■ Given data ■
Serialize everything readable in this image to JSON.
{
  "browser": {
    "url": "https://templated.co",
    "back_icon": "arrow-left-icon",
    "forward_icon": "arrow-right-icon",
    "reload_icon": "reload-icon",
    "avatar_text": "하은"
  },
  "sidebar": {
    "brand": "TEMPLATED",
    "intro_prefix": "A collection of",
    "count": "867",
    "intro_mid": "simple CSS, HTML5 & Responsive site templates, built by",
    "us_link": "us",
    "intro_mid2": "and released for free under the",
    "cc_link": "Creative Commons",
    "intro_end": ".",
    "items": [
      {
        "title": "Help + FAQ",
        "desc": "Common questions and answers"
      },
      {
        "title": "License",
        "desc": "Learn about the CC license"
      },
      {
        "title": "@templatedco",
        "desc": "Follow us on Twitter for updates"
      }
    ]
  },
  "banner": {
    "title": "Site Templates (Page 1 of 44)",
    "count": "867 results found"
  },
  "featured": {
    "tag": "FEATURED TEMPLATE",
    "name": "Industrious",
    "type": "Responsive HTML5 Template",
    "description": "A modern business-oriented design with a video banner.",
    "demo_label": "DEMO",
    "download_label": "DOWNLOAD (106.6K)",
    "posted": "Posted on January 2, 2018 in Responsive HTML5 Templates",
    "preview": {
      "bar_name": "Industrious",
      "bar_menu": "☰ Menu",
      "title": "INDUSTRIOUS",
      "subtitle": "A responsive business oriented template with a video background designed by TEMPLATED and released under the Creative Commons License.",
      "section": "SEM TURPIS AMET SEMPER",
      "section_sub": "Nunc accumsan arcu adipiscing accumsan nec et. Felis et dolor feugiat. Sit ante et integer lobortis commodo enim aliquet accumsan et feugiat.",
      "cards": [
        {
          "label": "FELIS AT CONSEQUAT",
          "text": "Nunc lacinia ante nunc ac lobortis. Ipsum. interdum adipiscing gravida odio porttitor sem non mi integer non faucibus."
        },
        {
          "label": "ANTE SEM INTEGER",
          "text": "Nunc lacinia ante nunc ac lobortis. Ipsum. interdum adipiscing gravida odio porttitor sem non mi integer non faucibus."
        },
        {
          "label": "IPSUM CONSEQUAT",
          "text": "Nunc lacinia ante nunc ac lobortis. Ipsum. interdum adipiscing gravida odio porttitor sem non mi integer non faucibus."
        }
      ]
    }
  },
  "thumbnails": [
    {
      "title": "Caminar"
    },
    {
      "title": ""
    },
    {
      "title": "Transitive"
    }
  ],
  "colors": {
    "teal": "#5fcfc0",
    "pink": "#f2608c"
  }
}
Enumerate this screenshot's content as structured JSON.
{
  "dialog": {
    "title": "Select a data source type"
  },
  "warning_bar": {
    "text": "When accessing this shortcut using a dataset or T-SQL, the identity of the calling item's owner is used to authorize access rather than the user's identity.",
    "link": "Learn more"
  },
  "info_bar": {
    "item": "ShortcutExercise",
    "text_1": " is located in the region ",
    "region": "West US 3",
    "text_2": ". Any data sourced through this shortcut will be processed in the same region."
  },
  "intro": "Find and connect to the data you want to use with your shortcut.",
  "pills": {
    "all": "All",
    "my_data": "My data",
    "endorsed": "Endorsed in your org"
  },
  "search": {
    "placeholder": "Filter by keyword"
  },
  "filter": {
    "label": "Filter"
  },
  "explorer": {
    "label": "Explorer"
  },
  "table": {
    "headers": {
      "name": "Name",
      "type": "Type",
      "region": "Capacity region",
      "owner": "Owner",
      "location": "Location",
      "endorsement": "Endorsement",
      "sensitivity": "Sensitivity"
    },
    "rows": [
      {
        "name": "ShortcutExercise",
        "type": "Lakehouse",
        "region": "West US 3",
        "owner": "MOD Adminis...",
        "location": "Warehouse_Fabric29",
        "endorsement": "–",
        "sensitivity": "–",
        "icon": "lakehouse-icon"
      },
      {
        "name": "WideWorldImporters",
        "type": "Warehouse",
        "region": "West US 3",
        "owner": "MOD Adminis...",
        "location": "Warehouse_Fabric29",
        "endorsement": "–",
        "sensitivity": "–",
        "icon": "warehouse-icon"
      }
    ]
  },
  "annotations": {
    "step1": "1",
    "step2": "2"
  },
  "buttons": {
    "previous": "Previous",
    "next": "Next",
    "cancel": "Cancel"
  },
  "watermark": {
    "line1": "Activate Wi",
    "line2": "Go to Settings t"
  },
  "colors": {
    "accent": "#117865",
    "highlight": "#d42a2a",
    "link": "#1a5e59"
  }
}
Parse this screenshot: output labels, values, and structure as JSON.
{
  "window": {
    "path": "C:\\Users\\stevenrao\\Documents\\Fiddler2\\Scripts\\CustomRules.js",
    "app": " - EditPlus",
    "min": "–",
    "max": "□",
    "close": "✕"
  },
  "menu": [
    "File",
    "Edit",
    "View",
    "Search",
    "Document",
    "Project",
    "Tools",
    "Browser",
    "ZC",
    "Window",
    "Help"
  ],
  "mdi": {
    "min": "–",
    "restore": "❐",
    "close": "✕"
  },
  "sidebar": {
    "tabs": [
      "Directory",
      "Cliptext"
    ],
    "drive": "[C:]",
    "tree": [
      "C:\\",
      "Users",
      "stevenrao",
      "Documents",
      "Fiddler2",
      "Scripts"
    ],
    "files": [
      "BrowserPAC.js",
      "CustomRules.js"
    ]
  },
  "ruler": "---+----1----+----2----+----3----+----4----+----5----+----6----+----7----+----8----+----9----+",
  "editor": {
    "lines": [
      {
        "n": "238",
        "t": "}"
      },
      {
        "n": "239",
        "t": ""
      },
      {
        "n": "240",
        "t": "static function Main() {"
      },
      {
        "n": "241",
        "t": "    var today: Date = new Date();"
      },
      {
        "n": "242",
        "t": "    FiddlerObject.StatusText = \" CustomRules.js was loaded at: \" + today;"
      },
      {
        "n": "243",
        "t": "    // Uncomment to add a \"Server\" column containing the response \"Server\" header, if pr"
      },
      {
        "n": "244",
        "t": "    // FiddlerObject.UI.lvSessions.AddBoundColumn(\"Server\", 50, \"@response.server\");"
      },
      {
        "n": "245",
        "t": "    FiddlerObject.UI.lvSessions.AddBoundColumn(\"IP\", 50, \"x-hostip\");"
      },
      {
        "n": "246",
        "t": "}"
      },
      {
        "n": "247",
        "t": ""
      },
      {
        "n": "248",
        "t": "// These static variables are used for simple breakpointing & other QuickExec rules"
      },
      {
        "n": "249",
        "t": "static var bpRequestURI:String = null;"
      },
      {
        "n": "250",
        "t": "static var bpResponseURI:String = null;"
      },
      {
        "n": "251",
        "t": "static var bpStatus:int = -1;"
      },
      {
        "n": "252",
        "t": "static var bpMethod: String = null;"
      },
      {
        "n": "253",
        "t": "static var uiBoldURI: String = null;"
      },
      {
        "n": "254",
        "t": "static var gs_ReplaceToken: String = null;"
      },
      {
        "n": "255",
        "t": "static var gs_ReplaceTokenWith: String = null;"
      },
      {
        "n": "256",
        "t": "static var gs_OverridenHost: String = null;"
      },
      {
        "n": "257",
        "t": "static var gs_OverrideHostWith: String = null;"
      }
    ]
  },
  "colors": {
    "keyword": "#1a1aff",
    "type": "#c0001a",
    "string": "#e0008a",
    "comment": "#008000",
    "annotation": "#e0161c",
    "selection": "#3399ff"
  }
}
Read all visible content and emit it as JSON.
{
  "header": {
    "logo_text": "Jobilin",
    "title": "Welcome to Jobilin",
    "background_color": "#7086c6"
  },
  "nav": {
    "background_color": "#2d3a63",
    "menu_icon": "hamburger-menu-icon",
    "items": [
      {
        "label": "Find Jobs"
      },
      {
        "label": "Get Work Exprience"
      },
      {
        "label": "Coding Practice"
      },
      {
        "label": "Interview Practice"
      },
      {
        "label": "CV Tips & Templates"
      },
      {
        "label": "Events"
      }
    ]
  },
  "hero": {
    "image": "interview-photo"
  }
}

■ Task to carry out ■
Find each line holding the word "video" and copy it.

■ Exercise answer ■
    "description": "A modern business-oriented design with a video banner.",
      "subtitle": "A responsive business oriented template with a video background designed by TEMPLATED and released under the Creative Commons License.",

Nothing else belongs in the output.